## Exercise
Go through the material and pull out every line with the string "mailto" in it.

## Records for this exercise

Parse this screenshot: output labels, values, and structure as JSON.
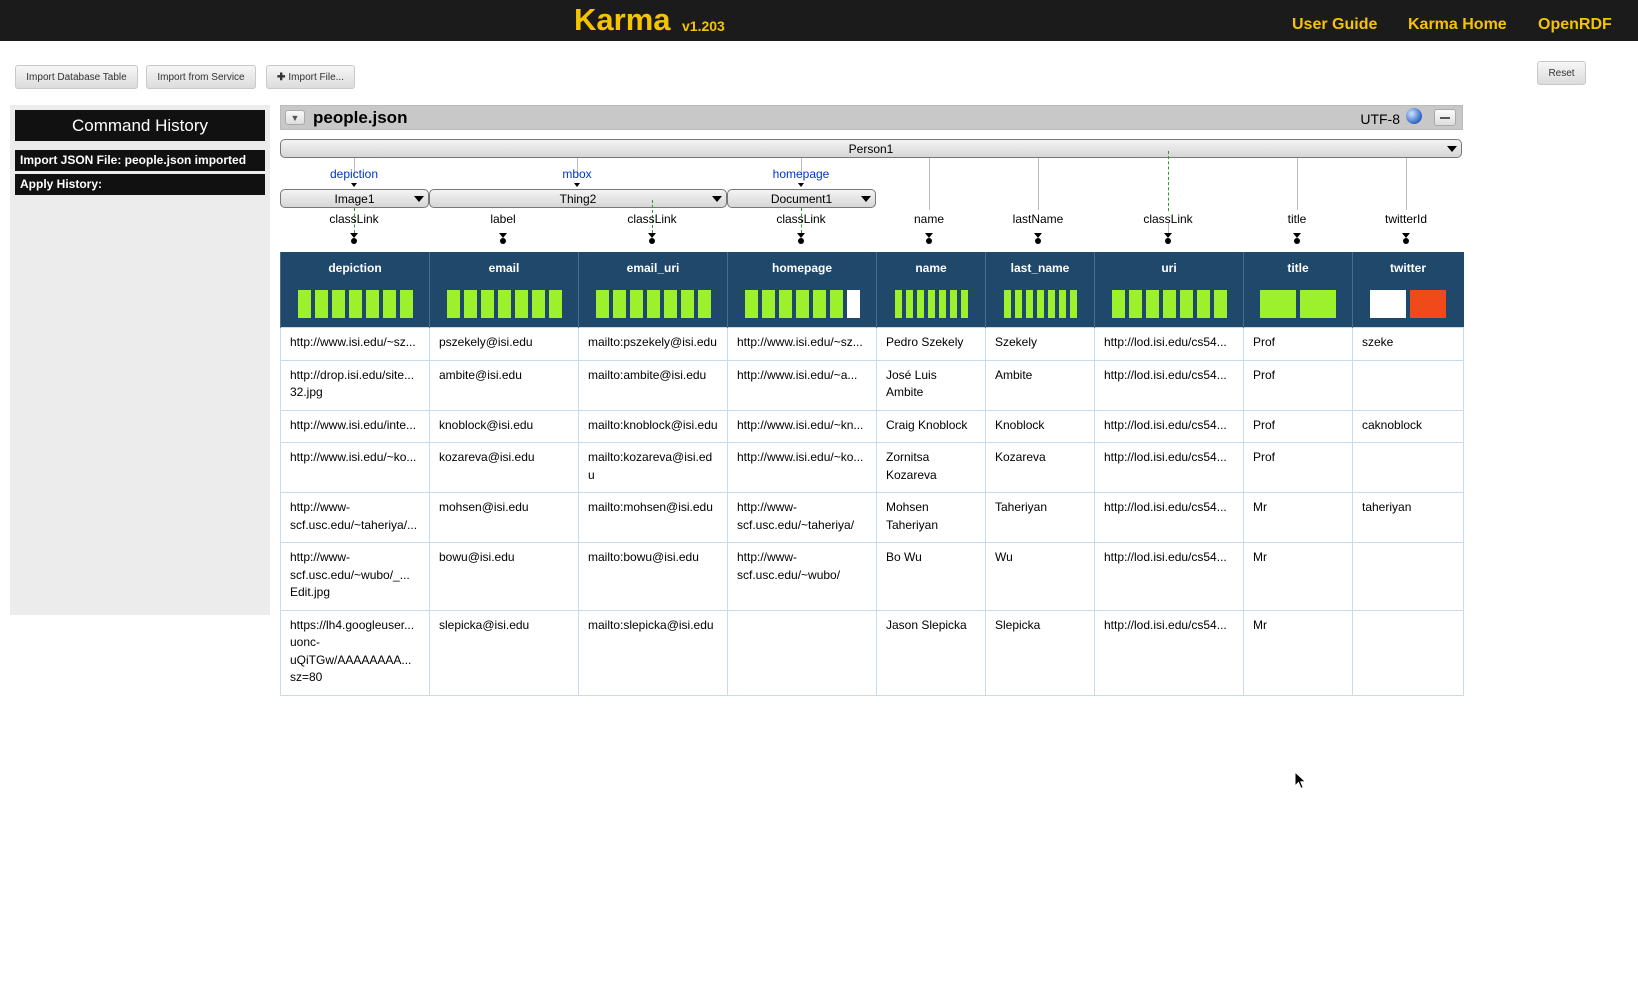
{
  "app": {
    "name": "Karma",
    "version": "v1.203"
  },
  "nav": {
    "user_guide": "User Guide",
    "karma_home": "Karma Home",
    "openrdf": "OpenRDF"
  },
  "toolbar": {
    "import_db": "Import Database Table",
    "import_service": "Import from Service",
    "import_file": "Import File...",
    "reset": "Reset"
  },
  "command_history": {
    "title": "Command History",
    "items": [
      "Import JSON File: people.json imported",
      "Apply History:"
    ]
  },
  "worksheet": {
    "title": "people.json",
    "encoding": "UTF-8",
    "root_node": "Person1",
    "nodes": [
      {
        "label": "Image1",
        "link": "depiction"
      },
      {
        "label": "Thing2",
        "link": "mbox"
      },
      {
        "label": "Document1",
        "link": "homepage"
      }
    ],
    "properties": [
      "classLink",
      "label",
      "classLink",
      "classLink",
      "name",
      "lastName",
      "classLink",
      "title",
      "twitterId"
    ],
    "columns": [
      {
        "name": "depiction",
        "bars": "7g"
      },
      {
        "name": "email",
        "bars": "7g"
      },
      {
        "name": "email_uri",
        "bars": "7g"
      },
      {
        "name": "homepage",
        "bars": "6g1w"
      },
      {
        "name": "name",
        "bars": "7n"
      },
      {
        "name": "last_name",
        "bars": "7n"
      },
      {
        "name": "uri",
        "bars": "7g"
      },
      {
        "name": "title",
        "bars": "2g"
      },
      {
        "name": "twitter",
        "bars": "wr"
      }
    ],
    "rows": [
      [
        "http://www.isi.edu/~sz...",
        "pszekely@isi.edu",
        "mailto:pszekely@isi.edu",
        "http://www.isi.edu/~sz...",
        "Pedro Szekely",
        "Szekely",
        "http://lod.isi.edu/cs54...",
        "Prof",
        "szeke"
      ],
      [
        "http://drop.isi.edu/site...\n32.jpg",
        "ambite@isi.edu",
        "mailto:ambite@isi.edu",
        "http://www.isi.edu/~a...",
        "José Luis\nAmbite",
        "Ambite",
        "http://lod.isi.edu/cs54...",
        "Prof",
        ""
      ],
      [
        "http://www.isi.edu/inte...",
        "knoblock@isi.edu",
        "mailto:knoblock@isi.edu",
        "http://www.isi.edu/~kn...",
        "Craig Knoblock",
        "Knoblock",
        "http://lod.isi.edu/cs54...",
        "Prof",
        "caknoblock"
      ],
      [
        "http://www.isi.edu/~ko...",
        "kozareva@isi.edu",
        "mailto:kozareva@isi.edu",
        "http://www.isi.edu/~ko...",
        "Zornitsa\nKozareva",
        "Kozareva",
        "http://lod.isi.edu/cs54...",
        "Prof",
        ""
      ],
      [
        "http://www-\nscf.usc.edu/~taheriya/...",
        "mohsen@isi.edu",
        "mailto:mohsen@isi.edu",
        "http://www-\nscf.usc.edu/~taheriya/",
        "Mohsen\nTaheriyan",
        "Taheriyan",
        "http://lod.isi.edu/cs54...",
        "Mr",
        "taheriyan"
      ],
      [
        "http://www-\nscf.usc.edu/~wubo/_...\nEdit.jpg",
        "bowu@isi.edu",
        "mailto:bowu@isi.edu",
        "http://www-\nscf.usc.edu/~wubo/",
        "Bo Wu",
        "Wu",
        "http://lod.isi.edu/cs54...",
        "Mr",
        ""
      ],
      [
        "https://lh4.googleuser...\nuonc-\nuQiTGw/AAAAAAAA...\nsz=80",
        "slepicka@isi.edu",
        "mailto:slepicka@isi.edu",
        "",
        "Jason Slepicka",
        "Slepicka",
        "http://lod.isi.edu/cs54...",
        "Mr",
        ""
      ]
    ]
  },
  "colors": {
    "topbar": "#1b1b1b",
    "brand": "#f5c400",
    "header": "#20486a",
    "bar_green": "#9cf02c",
    "bar_red": "#f04a1a",
    "link_blue": "#0033cc"
  }
}
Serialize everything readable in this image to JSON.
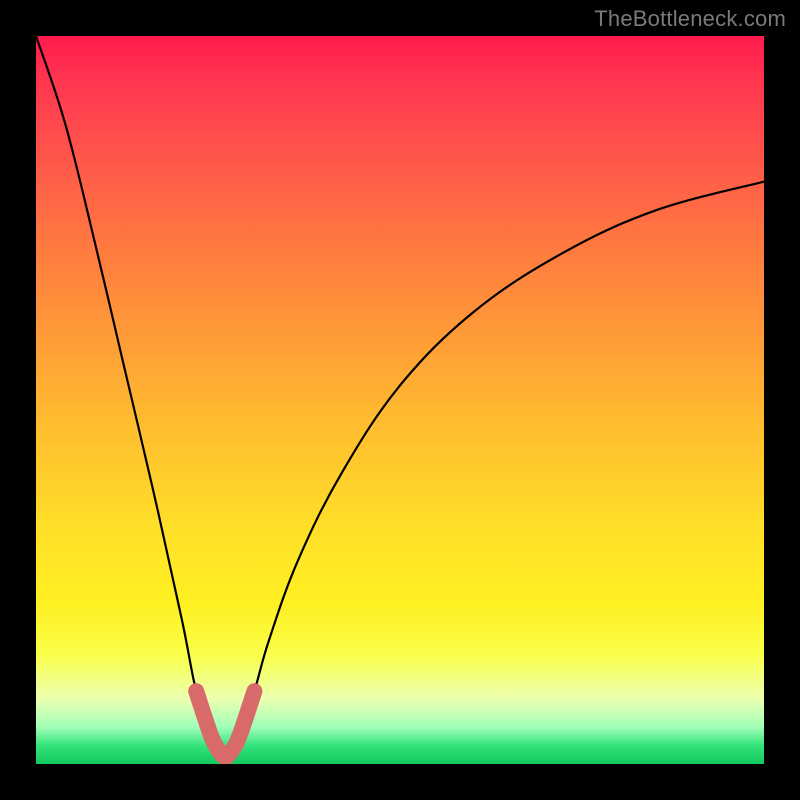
{
  "watermark": "TheBottleneck.com",
  "chart_data": {
    "type": "line",
    "title": "",
    "xlabel": "",
    "ylabel": "",
    "xlim": [
      0,
      100
    ],
    "ylim": [
      0,
      100
    ],
    "grid": false,
    "legend": false,
    "series": [
      {
        "name": "bottleneck-curve",
        "x": [
          0,
          4,
          8,
          12,
          16,
          20,
          22,
          24,
          25,
          26,
          27,
          28,
          30,
          32,
          36,
          42,
          50,
          60,
          72,
          85,
          100
        ],
        "values": [
          100,
          88,
          72,
          55,
          38,
          20,
          10,
          4,
          2,
          1,
          2,
          4,
          10,
          17,
          28,
          40,
          52,
          62,
          70,
          76,
          80
        ]
      },
      {
        "name": "highlighted-range",
        "x": [
          22,
          24,
          25,
          26,
          27,
          28,
          30
        ],
        "values": [
          10,
          4,
          2,
          1,
          2,
          4,
          10
        ]
      }
    ],
    "colors": {
      "curve": "#000000",
      "highlight": "#d86a6a",
      "gradient_top": "#ff1a4d",
      "gradient_bottom": "#12c95e"
    }
  }
}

## Task answer
        "mailto:pszekely@isi.edu",
        "mailto:ambite@isi.edu",
        "mailto:knoblock@isi.edu",
        "mailto:kozareva@isi.edu",
        "mailto:mohsen@isi.edu",
        "mailto:bowu@isi.edu",
        "mailto:slepicka@isi.edu",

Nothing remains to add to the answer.